▼
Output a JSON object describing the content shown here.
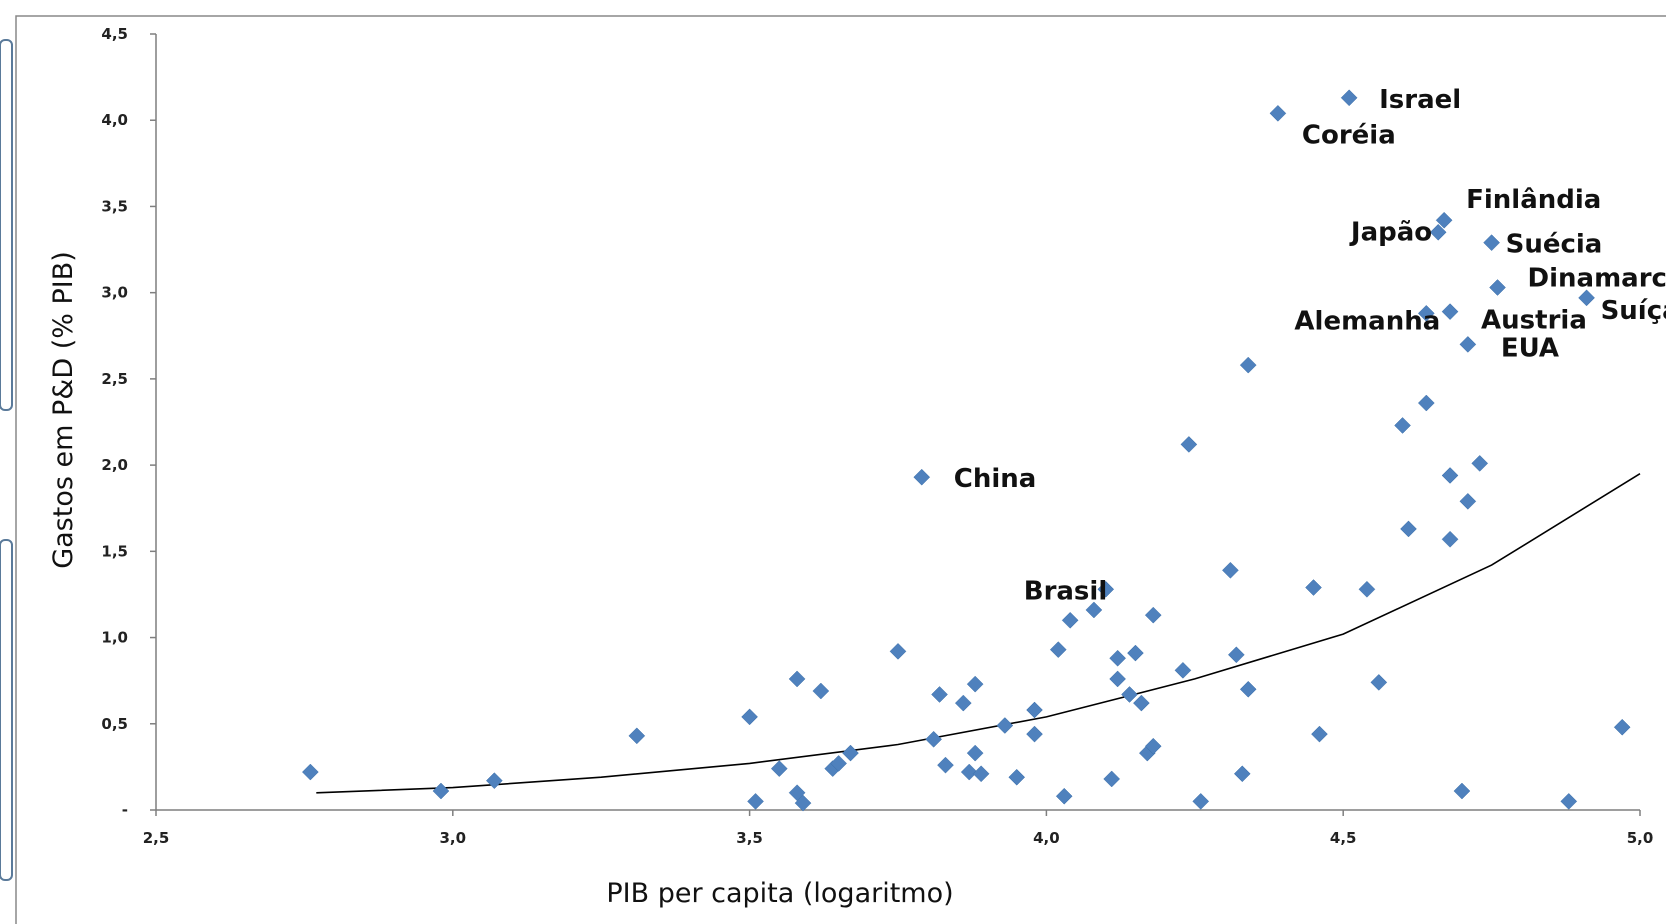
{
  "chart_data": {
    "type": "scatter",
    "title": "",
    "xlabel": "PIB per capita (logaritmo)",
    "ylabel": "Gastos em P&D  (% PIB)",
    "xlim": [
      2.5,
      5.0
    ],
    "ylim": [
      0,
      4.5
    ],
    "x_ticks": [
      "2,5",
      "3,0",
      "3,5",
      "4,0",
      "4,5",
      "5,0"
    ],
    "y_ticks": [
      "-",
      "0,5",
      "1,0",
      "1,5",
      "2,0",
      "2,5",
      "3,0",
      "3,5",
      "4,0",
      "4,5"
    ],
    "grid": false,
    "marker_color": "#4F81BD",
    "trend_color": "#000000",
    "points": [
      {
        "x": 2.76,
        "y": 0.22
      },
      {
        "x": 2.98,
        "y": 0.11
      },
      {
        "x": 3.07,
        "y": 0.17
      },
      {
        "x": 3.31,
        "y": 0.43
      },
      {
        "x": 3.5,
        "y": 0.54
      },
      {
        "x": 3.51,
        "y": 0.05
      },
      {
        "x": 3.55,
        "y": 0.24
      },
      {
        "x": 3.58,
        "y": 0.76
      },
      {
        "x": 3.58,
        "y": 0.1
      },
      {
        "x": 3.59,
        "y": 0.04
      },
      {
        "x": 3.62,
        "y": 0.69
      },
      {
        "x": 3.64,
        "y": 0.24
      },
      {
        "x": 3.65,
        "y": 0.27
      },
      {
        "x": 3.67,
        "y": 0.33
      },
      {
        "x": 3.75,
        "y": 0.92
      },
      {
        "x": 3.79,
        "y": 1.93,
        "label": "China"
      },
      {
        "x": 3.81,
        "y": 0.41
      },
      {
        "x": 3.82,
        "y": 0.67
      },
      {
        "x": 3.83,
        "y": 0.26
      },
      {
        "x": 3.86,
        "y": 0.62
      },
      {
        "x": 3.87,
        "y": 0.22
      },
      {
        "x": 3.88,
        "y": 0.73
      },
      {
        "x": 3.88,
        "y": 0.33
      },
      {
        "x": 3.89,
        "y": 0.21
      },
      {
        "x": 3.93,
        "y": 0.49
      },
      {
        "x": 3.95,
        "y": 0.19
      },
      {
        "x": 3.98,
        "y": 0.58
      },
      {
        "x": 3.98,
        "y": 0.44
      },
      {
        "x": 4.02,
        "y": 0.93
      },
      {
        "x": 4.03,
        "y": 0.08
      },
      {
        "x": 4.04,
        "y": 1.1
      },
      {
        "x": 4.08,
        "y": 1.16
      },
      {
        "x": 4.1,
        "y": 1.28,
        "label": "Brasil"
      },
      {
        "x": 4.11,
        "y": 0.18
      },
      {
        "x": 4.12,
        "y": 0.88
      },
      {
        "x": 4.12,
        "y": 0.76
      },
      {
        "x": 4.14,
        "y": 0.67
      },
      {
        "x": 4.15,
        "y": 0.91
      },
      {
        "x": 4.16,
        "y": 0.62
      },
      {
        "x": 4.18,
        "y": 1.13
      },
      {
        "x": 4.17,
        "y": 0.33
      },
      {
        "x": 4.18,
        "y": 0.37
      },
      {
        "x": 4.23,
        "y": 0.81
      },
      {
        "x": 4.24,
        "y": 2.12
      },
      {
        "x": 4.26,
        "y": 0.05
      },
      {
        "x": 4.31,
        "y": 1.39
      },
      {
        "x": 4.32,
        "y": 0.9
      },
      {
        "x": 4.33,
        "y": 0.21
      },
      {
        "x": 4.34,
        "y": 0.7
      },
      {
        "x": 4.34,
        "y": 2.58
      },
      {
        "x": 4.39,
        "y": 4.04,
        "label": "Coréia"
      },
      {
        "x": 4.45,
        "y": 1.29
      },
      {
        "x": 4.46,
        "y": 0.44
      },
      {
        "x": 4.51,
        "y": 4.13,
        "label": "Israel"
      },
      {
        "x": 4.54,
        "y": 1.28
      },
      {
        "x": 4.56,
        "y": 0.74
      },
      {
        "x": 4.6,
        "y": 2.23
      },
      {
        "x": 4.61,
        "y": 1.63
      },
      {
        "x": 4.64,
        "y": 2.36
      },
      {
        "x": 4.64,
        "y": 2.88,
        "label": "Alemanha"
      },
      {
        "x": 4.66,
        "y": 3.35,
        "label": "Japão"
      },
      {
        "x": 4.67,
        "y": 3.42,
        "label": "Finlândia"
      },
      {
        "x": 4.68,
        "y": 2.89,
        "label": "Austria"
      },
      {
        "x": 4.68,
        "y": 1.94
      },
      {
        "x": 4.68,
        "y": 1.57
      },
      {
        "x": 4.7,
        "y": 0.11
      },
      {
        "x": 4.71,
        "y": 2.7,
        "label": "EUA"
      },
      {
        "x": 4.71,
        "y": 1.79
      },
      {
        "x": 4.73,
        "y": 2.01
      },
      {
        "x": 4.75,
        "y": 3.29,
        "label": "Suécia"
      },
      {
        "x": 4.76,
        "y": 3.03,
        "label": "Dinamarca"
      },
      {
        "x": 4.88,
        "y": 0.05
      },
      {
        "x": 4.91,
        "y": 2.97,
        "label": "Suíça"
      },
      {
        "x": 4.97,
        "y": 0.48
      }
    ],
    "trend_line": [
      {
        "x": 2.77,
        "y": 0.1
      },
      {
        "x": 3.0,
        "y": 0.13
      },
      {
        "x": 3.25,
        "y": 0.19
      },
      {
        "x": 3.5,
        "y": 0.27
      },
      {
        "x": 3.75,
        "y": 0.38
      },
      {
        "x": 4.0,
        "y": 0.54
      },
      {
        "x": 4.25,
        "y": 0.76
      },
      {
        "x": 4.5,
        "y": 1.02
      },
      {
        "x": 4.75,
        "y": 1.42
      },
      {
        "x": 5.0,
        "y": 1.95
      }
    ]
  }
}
▲
(Task requirements): Leave images out of the retyped records; keep all else exact.

(Output for this exercise):
Output a JSON object describing the content shown here.
{
  "chart_data": {
    "type": "scatter",
    "title": "",
    "xlabel": "PIB per capita (logaritmo)",
    "ylabel": "Gastos em P&D  (% PIB)",
    "xlim": [
      2.5,
      5.0
    ],
    "ylim": [
      0,
      4.5
    ],
    "x_ticks": [
      "2,5",
      "3,0",
      "3,5",
      "4,0",
      "4,5",
      "5,0"
    ],
    "y_ticks": [
      "-",
      "0,5",
      "1,0",
      "1,5",
      "2,0",
      "2,5",
      "3,0",
      "3,5",
      "4,0",
      "4,5"
    ],
    "grid": false,
    "marker_color": "#4F81BD",
    "trend_color": "#000000",
    "points": [
      {
        "x": 2.76,
        "y": 0.22
      },
      {
        "x": 2.98,
        "y": 0.11
      },
      {
        "x": 3.07,
        "y": 0.17
      },
      {
        "x": 3.31,
        "y": 0.43
      },
      {
        "x": 3.5,
        "y": 0.54
      },
      {
        "x": 3.51,
        "y": 0.05
      },
      {
        "x": 3.55,
        "y": 0.24
      },
      {
        "x": 3.58,
        "y": 0.76
      },
      {
        "x": 3.58,
        "y": 0.1
      },
      {
        "x": 3.59,
        "y": 0.04
      },
      {
        "x": 3.62,
        "y": 0.69
      },
      {
        "x": 3.64,
        "y": 0.24
      },
      {
        "x": 3.65,
        "y": 0.27
      },
      {
        "x": 3.67,
        "y": 0.33
      },
      {
        "x": 3.75,
        "y": 0.92
      },
      {
        "x": 3.79,
        "y": 1.93,
        "label": "China"
      },
      {
        "x": 3.81,
        "y": 0.41
      },
      {
        "x": 3.82,
        "y": 0.67
      },
      {
        "x": 3.83,
        "y": 0.26
      },
      {
        "x": 3.86,
        "y": 0.62
      },
      {
        "x": 3.87,
        "y": 0.22
      },
      {
        "x": 3.88,
        "y": 0.73
      },
      {
        "x": 3.88,
        "y": 0.33
      },
      {
        "x": 3.89,
        "y": 0.21
      },
      {
        "x": 3.93,
        "y": 0.49
      },
      {
        "x": 3.95,
        "y": 0.19
      },
      {
        "x": 3.98,
        "y": 0.58
      },
      {
        "x": 3.98,
        "y": 0.44
      },
      {
        "x": 4.02,
        "y": 0.93
      },
      {
        "x": 4.03,
        "y": 0.08
      },
      {
        "x": 4.04,
        "y": 1.1
      },
      {
        "x": 4.08,
        "y": 1.16
      },
      {
        "x": 4.1,
        "y": 1.28,
        "label": "Brasil"
      },
      {
        "x": 4.11,
        "y": 0.18
      },
      {
        "x": 4.12,
        "y": 0.88
      },
      {
        "x": 4.12,
        "y": 0.76
      },
      {
        "x": 4.14,
        "y": 0.67
      },
      {
        "x": 4.15,
        "y": 0.91
      },
      {
        "x": 4.16,
        "y": 0.62
      },
      {
        "x": 4.18,
        "y": 1.13
      },
      {
        "x": 4.17,
        "y": 0.33
      },
      {
        "x": 4.18,
        "y": 0.37
      },
      {
        "x": 4.23,
        "y": 0.81
      },
      {
        "x": 4.24,
        "y": 2.12
      },
      {
        "x": 4.26,
        "y": 0.05
      },
      {
        "x": 4.31,
        "y": 1.39
      },
      {
        "x": 4.32,
        "y": 0.9
      },
      {
        "x": 4.33,
        "y": 0.21
      },
      {
        "x": 4.34,
        "y": 0.7
      },
      {
        "x": 4.34,
        "y": 2.58
      },
      {
        "x": 4.39,
        "y": 4.04,
        "label": "Coréia"
      },
      {
        "x": 4.45,
        "y": 1.29
      },
      {
        "x": 4.46,
        "y": 0.44
      },
      {
        "x": 4.51,
        "y": 4.13,
        "label": "Israel"
      },
      {
        "x": 4.54,
        "y": 1.28
      },
      {
        "x": 4.56,
        "y": 0.74
      },
      {
        "x": 4.6,
        "y": 2.23
      },
      {
        "x": 4.61,
        "y": 1.63
      },
      {
        "x": 4.64,
        "y": 2.36
      },
      {
        "x": 4.64,
        "y": 2.88,
        "label": "Alemanha"
      },
      {
        "x": 4.66,
        "y": 3.35,
        "label": "Japão"
      },
      {
        "x": 4.67,
        "y": 3.42,
        "label": "Finlândia"
      },
      {
        "x": 4.68,
        "y": 2.89,
        "label": "Austria"
      },
      {
        "x": 4.68,
        "y": 1.94
      },
      {
        "x": 4.68,
        "y": 1.57
      },
      {
        "x": 4.7,
        "y": 0.11
      },
      {
        "x": 4.71,
        "y": 2.7,
        "label": "EUA"
      },
      {
        "x": 4.71,
        "y": 1.79
      },
      {
        "x": 4.73,
        "y": 2.01
      },
      {
        "x": 4.75,
        "y": 3.29,
        "label": "Suécia"
      },
      {
        "x": 4.76,
        "y": 3.03,
        "label": "Dinamarca"
      },
      {
        "x": 4.88,
        "y": 0.05
      },
      {
        "x": 4.91,
        "y": 2.97,
        "label": "Suíça"
      },
      {
        "x": 4.97,
        "y": 0.48
      }
    ],
    "trend_line": [
      {
        "x": 2.77,
        "y": 0.1
      },
      {
        "x": 3.0,
        "y": 0.13
      },
      {
        "x": 3.25,
        "y": 0.19
      },
      {
        "x": 3.5,
        "y": 0.27
      },
      {
        "x": 3.75,
        "y": 0.38
      },
      {
        "x": 4.0,
        "y": 0.54
      },
      {
        "x": 4.25,
        "y": 0.76
      },
      {
        "x": 4.5,
        "y": 1.02
      },
      {
        "x": 4.75,
        "y": 1.42
      },
      {
        "x": 5.0,
        "y": 1.95
      }
    ]
  }
}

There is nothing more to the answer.